• **WRITTEN EXERCISE**:
Convert every line of the rows below into one numbered list, skipping blank lines and leaving out the pictures.

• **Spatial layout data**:
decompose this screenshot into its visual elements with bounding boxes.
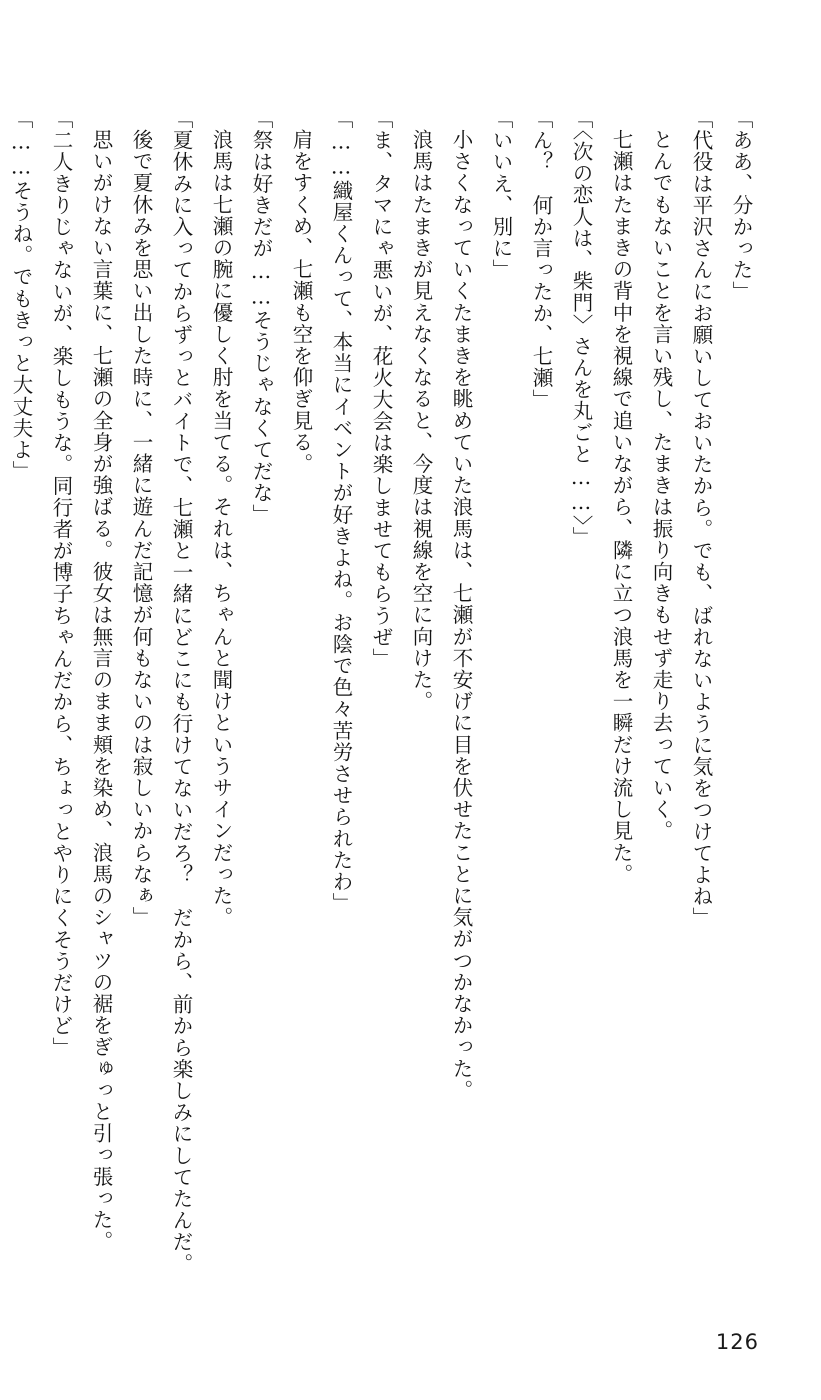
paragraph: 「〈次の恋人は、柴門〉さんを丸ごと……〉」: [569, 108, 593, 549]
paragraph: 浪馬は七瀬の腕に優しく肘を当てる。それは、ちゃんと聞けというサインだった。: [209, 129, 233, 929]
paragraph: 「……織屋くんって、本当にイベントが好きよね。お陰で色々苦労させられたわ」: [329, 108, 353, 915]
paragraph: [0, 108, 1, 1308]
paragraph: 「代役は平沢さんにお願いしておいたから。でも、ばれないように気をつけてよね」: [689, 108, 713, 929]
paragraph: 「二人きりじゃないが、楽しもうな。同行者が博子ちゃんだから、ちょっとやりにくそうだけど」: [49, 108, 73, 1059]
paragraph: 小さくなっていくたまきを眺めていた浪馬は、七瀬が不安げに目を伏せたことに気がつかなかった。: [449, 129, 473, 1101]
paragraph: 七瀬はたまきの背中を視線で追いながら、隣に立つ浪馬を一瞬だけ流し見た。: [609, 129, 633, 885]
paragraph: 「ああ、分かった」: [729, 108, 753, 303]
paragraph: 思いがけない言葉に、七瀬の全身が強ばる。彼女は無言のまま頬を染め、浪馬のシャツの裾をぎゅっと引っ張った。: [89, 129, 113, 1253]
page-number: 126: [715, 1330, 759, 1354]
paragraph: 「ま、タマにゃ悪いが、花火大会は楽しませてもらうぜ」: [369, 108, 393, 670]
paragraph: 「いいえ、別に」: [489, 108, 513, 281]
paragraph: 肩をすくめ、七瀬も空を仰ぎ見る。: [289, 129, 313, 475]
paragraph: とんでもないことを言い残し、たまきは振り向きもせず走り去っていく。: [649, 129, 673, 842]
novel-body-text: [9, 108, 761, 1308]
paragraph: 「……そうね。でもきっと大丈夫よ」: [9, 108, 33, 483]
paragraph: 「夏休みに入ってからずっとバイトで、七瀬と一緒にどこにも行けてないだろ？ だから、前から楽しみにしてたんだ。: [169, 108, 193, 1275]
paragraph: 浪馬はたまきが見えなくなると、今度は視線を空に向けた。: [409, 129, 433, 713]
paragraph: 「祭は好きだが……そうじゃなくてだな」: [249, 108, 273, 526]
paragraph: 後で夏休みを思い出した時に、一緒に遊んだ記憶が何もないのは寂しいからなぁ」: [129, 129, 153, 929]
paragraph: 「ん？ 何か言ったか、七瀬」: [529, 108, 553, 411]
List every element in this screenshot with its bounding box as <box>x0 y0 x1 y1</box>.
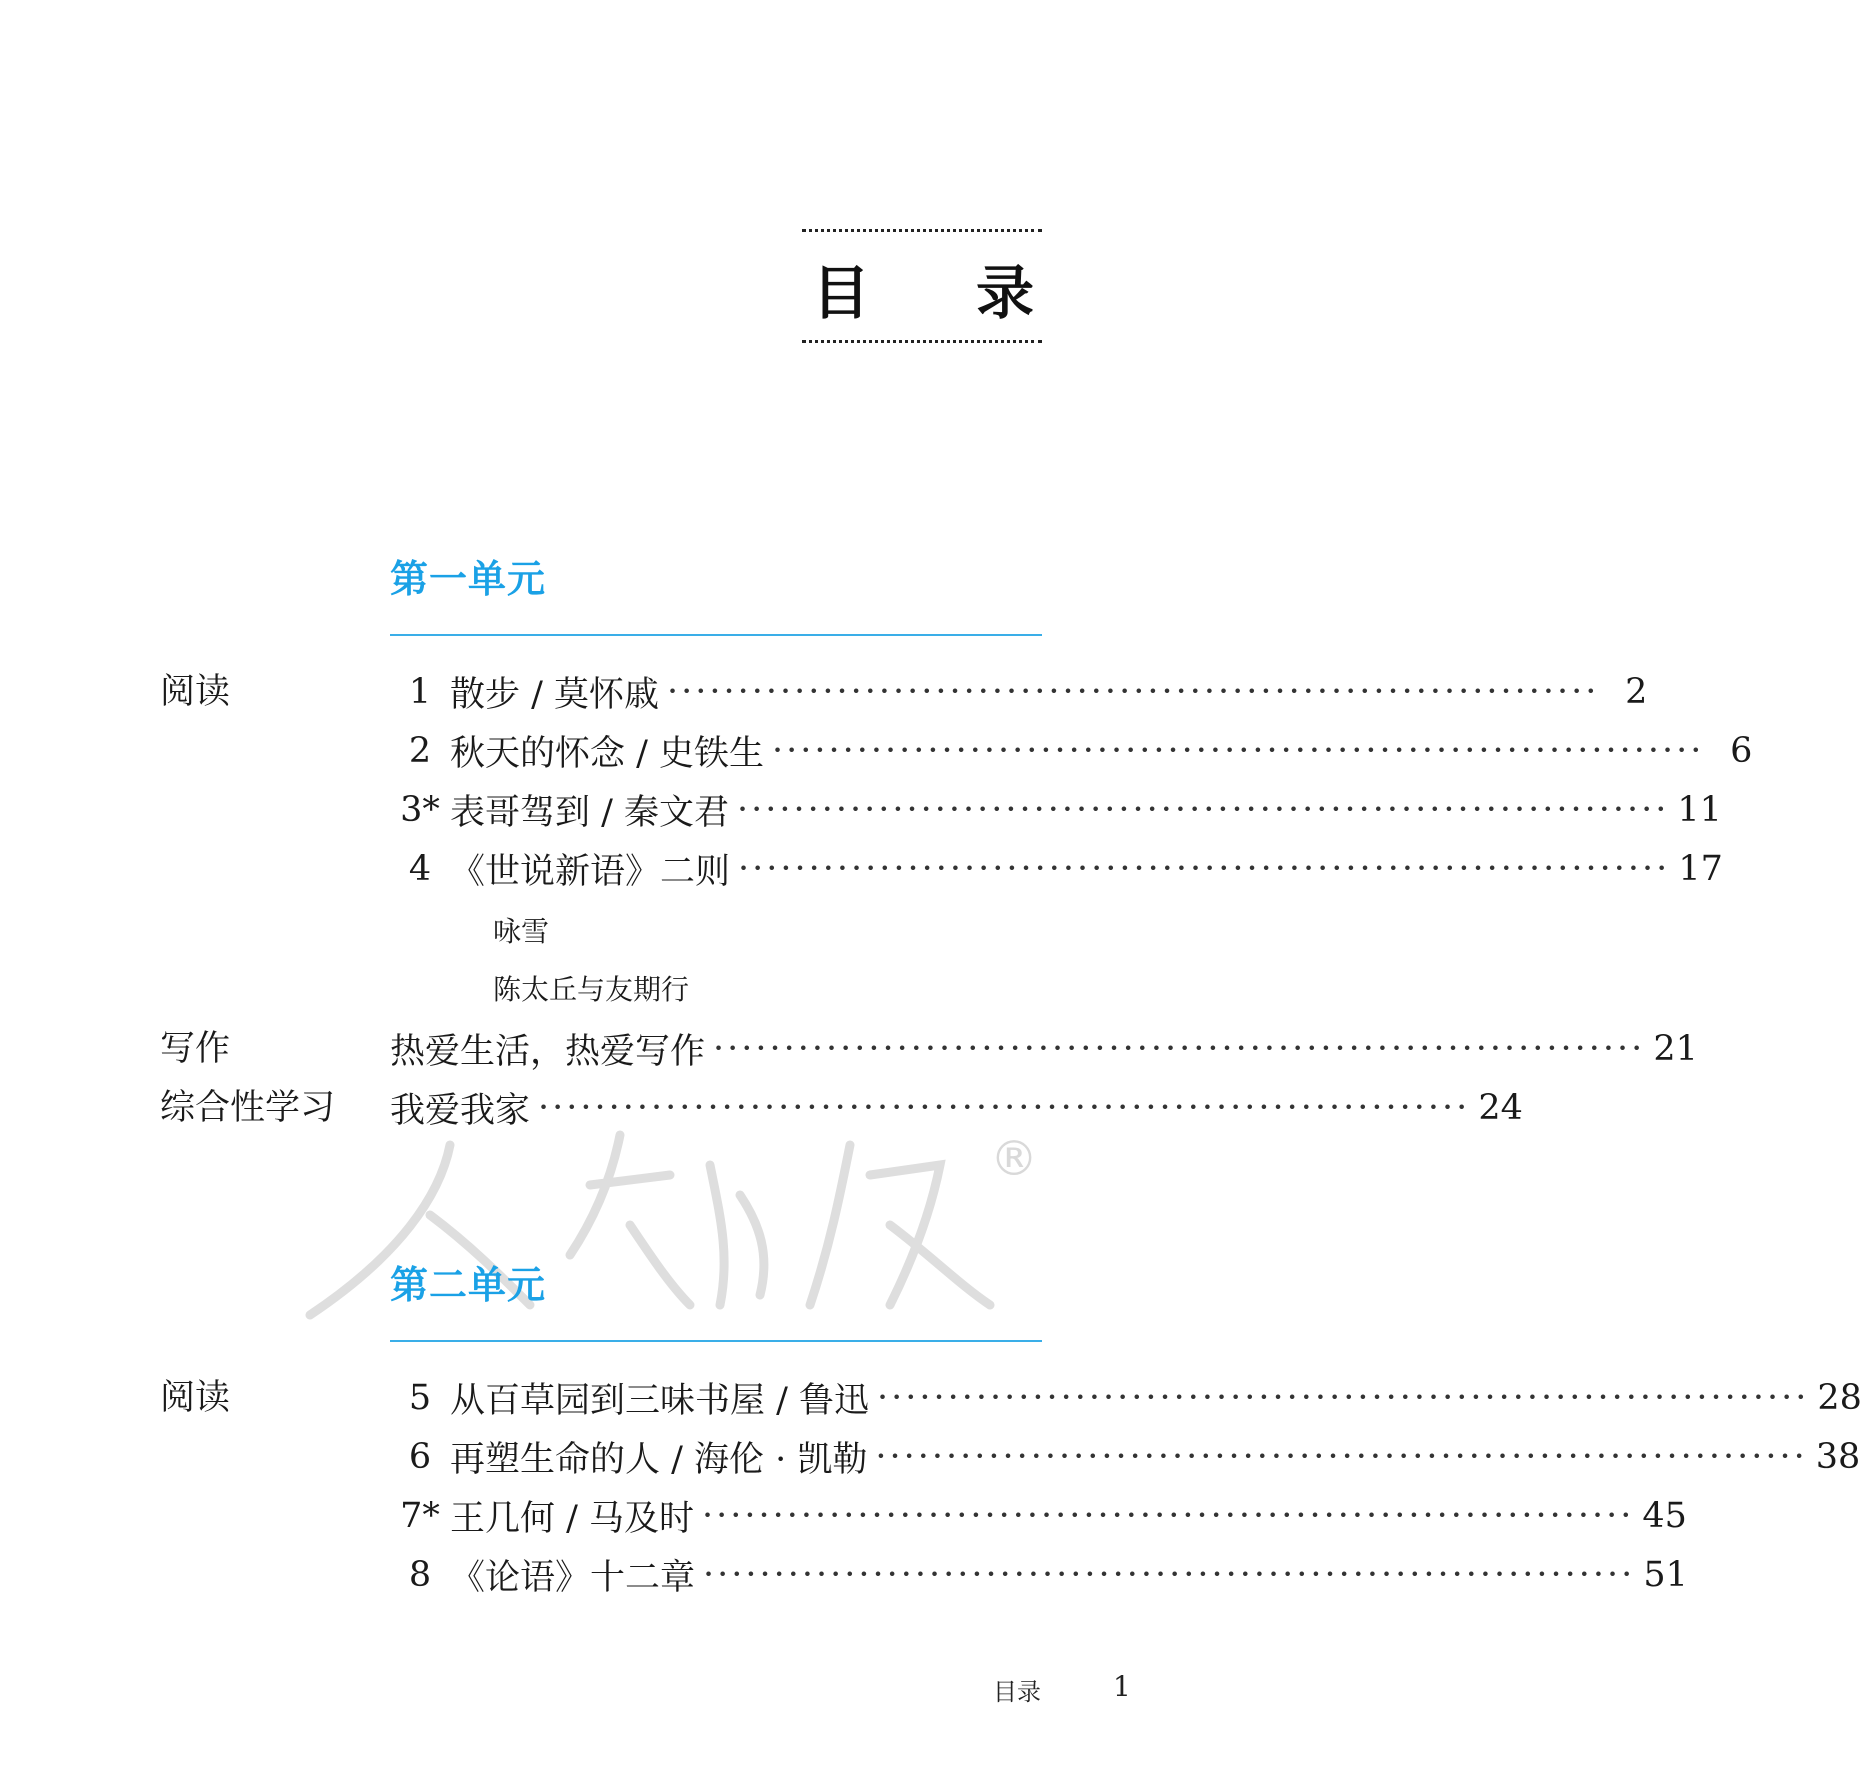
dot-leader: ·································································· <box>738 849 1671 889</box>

• **FINISHED EXERCISE**:
1. decompose this screenshot into its visual elements with bounding boxes.
2. paragraph: 「〈次の恋人は、柴門〉さんを丸ごと……〉」: [569, 108, 593, 549]
3. paragraph: 浪馬は七瀬の腕に優しく肘を当てる。それは、ちゃんと聞けというサインだった。: [209, 129, 233, 929]
4. paragraph: 「……織屋くんって、本当にイベントが好きよね。お陰で色々苦労させられたわ」: [329, 108, 353, 915]
5. paragraph: [0, 108, 1, 1308]
6. paragraph: 「代役は平沢さんにお願いしておいたから。でも、ばれないように気をつけてよね」: [689, 108, 713, 929]
7. paragraph: 「二人きりじゃないが、楽しもうな。同行者が博子ちゃんだから、ちょっとやりにくそうだけど」: [49, 108, 73, 1059]
8. paragraph: 小さくなっていくたまきを眺めていた浪馬は、七瀬が不安げに目を伏せたことに気がつかなかった。: [449, 129, 473, 1101]
9. paragraph: 七瀬はたまきの背中を視線で追いながら、隣に立つ浪馬を一瞬だけ流し見た。: [609, 129, 633, 885]
10. paragraph: 「ああ、分かった」: [729, 108, 753, 303]
11. paragraph: 思いがけない言葉に、七瀬の全身が強ばる。彼女は無言のまま頬を染め、浪馬のシャツの裾をぎゅっと引っ張った。: [89, 129, 113, 1253]
12. page-number: 126: [715, 1330, 759, 1354]
13. paragraph: 「ま、タマにゃ悪いが、花火大会は楽しませてもらうぜ」: [369, 108, 393, 670]
14. paragraph: 「いいえ、別に」: [489, 108, 513, 281]
15. paragraph: 肩をすくめ、七瀬も空を仰ぎ見る。: [289, 129, 313, 475]
16. paragraph: とんでもないことを言い残し、たまきは振り向きもせず走り去っていく。: [649, 129, 673, 842]
17. novel-body-text: [9, 108, 761, 1308]
18. paragraph: 「……そうね。でもきっと大丈夫よ」: [9, 108, 33, 483]
19. paragraph: 「夏休みに入ってからずっとバイトで、七瀬と一緒にどこにも行けてないだろ？ だから、前から楽しみにしてたんだ。: [169, 108, 193, 1275]
20. paragraph: 浪馬はたまきが見えなくなると、今度は視線を空に向けた。: [409, 129, 433, 713]
21. paragraph: 「祭は好きだが……そうじゃなくてだな」: [249, 108, 273, 526]
22. paragraph: 後で夏休みを思い出した時に、一緒に遊んだ記憶が何もないのは寂しいからなぁ」: [129, 129, 153, 929]
23. paragraph: 「ん？ 何か言ったか、七瀬」: [529, 108, 553, 411]
24. List every element in this screenshot with its bounding box as <box>x0 y0 x1 y1</box>.
25. dot-leader: ·································································· <box>738 849 1671 889</box>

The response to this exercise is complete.